> Task objective:
Copy the material below line for line, leaving every character unchanged.

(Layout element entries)
============================================================
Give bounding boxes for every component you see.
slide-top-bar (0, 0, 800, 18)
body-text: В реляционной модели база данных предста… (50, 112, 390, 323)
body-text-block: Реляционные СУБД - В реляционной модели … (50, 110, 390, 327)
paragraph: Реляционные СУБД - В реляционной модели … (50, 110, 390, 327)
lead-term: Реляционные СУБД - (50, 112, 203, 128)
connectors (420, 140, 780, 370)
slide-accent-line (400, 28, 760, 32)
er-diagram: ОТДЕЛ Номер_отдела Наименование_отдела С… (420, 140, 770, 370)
============================================================
> Exercise result:
Give bounding boxes for every component you see.
slide-top-bar (0, 0, 800, 18)
body-text: В реляционной модели база данных предста… (50, 112, 390, 323)
body-text-block: Реляционные СУБД - В реляционной модели … (50, 110, 390, 327)
paragraph: Реляционные СУБД - В реляционной модели … (50, 110, 390, 327)
lead-term: Реляционные СУБД - (50, 112, 203, 128)
connectors (420, 140, 780, 370)
slide-accent-line (400, 28, 760, 32)
er-diagram: ОТДЕЛ Номер_отдела Наименование_отдела С… (420, 140, 770, 370)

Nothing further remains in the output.